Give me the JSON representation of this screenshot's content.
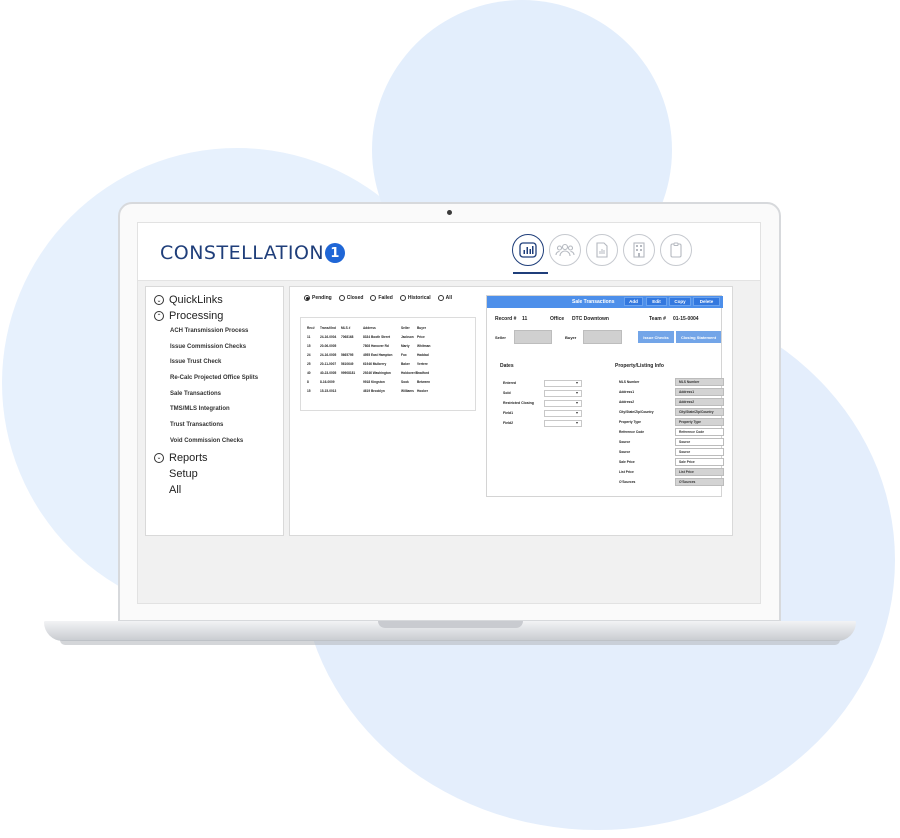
{
  "app": {
    "logo_text": "CONSTELLATION",
    "logo_badge": "1",
    "nav_icons": [
      "bar-chart-icon",
      "users-icon",
      "document-icon",
      "building-icon",
      "clipboard-icon"
    ],
    "active_nav": "bar-chart-icon",
    "accent_color": "#1f3e7a",
    "brand_blue": "#4d8fea"
  },
  "sidebar": {
    "sections": [
      {
        "label": "QuickLinks",
        "chevron": "down",
        "items": []
      },
      {
        "label": "Processing",
        "chevron": "up",
        "items": [
          "ACH Transmission Process",
          "Issue Commission Checks",
          "Issue Trust Check",
          "Re-Calc Projected Office Splits",
          "Sale Transactions",
          "TMS/MLS Integration",
          "Trust Transactions",
          "Void Commission Checks"
        ]
      },
      {
        "label": "Reports",
        "chevron": "down",
        "items": []
      },
      {
        "label": "Setup",
        "chevron": "",
        "items": []
      },
      {
        "label": "All",
        "chevron": "",
        "items": []
      }
    ]
  },
  "filters": {
    "options": [
      "Pending",
      "Closed",
      "Failed",
      "Historical",
      "All"
    ],
    "selected": "Pending"
  },
  "list": {
    "headers": [
      "Rec#",
      "Trans#/Ind",
      "MLS #",
      "Address",
      "Seller",
      "Buyer"
    ],
    "rows": [
      [
        "11",
        "24-16-0004",
        "7068168",
        "8334 Booth Street",
        "Jackson",
        "Price"
      ],
      [
        "15",
        "20-06-0005",
        "",
        "7808 Hanover Rd",
        "Marty",
        "Whitman"
      ],
      [
        "24",
        "24-16-0005",
        "5665795",
        "4955 East Hampton",
        "Fox",
        "Haddad"
      ],
      [
        "25",
        "20-11-0007",
        "5610649",
        "61946 Mulberry",
        "Baker",
        "Vertere"
      ],
      [
        "40",
        "40-23-0005",
        "99908181",
        "29246 Washington",
        "Holdover/Bradford",
        ""
      ],
      [
        "8",
        "8-16-0009",
        "",
        "9918 Kingston",
        "Sook",
        "Between"
      ],
      [
        "15",
        "15-15-0013",
        "",
        "4619 Brooklyn",
        "Williams",
        "Hooker"
      ]
    ]
  },
  "detail": {
    "title": "Sale Transactions",
    "buttons": [
      "Add",
      "Edit",
      "Copy",
      "Delete"
    ],
    "record_label": "Record #",
    "record_value": "11",
    "office_label": "Office",
    "office_value": "DTC Downtown",
    "team_label": "Team #",
    "team_value": "01-15-0004",
    "seller_label": "Seller",
    "buyer_label": "Buyer",
    "issue_checks": "Issue Checks",
    "closing_statement": "Closing Statement",
    "dates_title": "Dates",
    "dates": [
      "Entered",
      "Sold",
      "Restricted Closing",
      "Field1",
      "Field2"
    ],
    "property_title": "Property/Listing Info",
    "property_fields": [
      {
        "label": "MLS Number",
        "value": "MLS Number",
        "style": "gray"
      },
      {
        "label": "Address1",
        "value": "Address1",
        "style": "gray"
      },
      {
        "label": "Address2",
        "value": "Address2",
        "style": "gray"
      },
      {
        "label": "City/State/Zip/Country",
        "value": "City/State/Zip/Country",
        "style": "gray"
      },
      {
        "label": "Property Type",
        "value": "Property Type",
        "style": "gray"
      },
      {
        "label": "Reference Code",
        "value": "Reference Code",
        "style": "white"
      },
      {
        "label": "Source",
        "value": "Source",
        "style": "white"
      },
      {
        "label": "Source",
        "value": "Source",
        "style": "white"
      },
      {
        "label": "Sale Price",
        "value": "Sale Price",
        "style": "white"
      },
      {
        "label": "List Price",
        "value": "List Price",
        "style": "gray"
      },
      {
        "label": "O'Sources",
        "value": "O'Sources",
        "style": "gray"
      }
    ]
  }
}
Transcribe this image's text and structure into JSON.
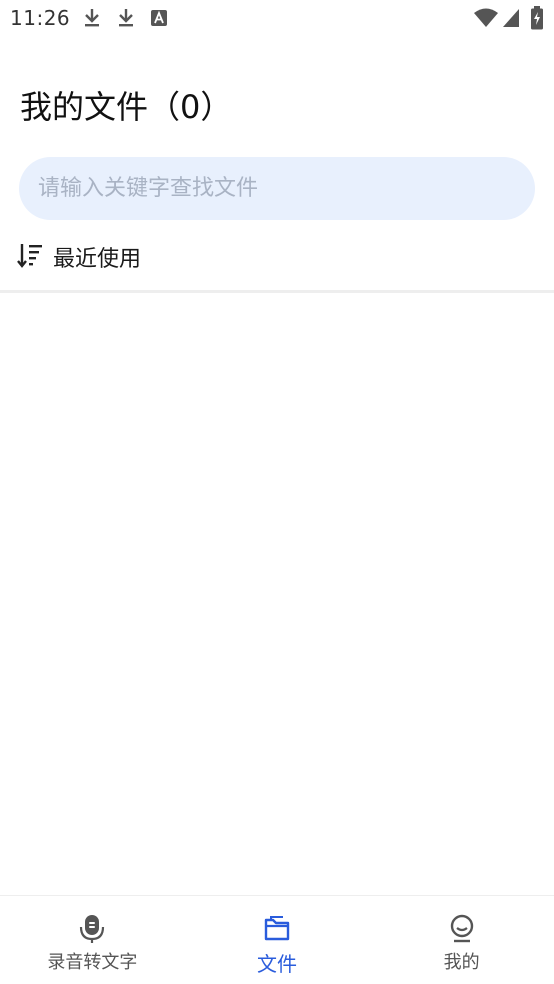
{
  "status_bar": {
    "time": "11:26",
    "icons": [
      "download-icon",
      "download-icon",
      "keyboard-a-icon",
      "wifi-icon",
      "signal-icon",
      "battery-charging-icon"
    ]
  },
  "header": {
    "title": "我的文件（0）"
  },
  "search": {
    "placeholder": "请输入关键字查找文件",
    "value": ""
  },
  "sort": {
    "icon": "sort-descending-icon",
    "label": "最近使用"
  },
  "bottom_nav": {
    "items": [
      {
        "label": "录音转文字",
        "icon": "microphone-icon",
        "active": false
      },
      {
        "label": "文件",
        "icon": "folder-icon",
        "active": true
      },
      {
        "label": "我的",
        "icon": "profile-icon",
        "active": false
      }
    ]
  },
  "colors": {
    "accent": "#2a5cdc",
    "search_bg": "#e8f0fd",
    "placeholder": "#a9b3c4",
    "inactive_nav": "#555555"
  }
}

* What is expected
Exactly how many lines of the material contain the word "Closing"? Write the number alone.

* Reply
2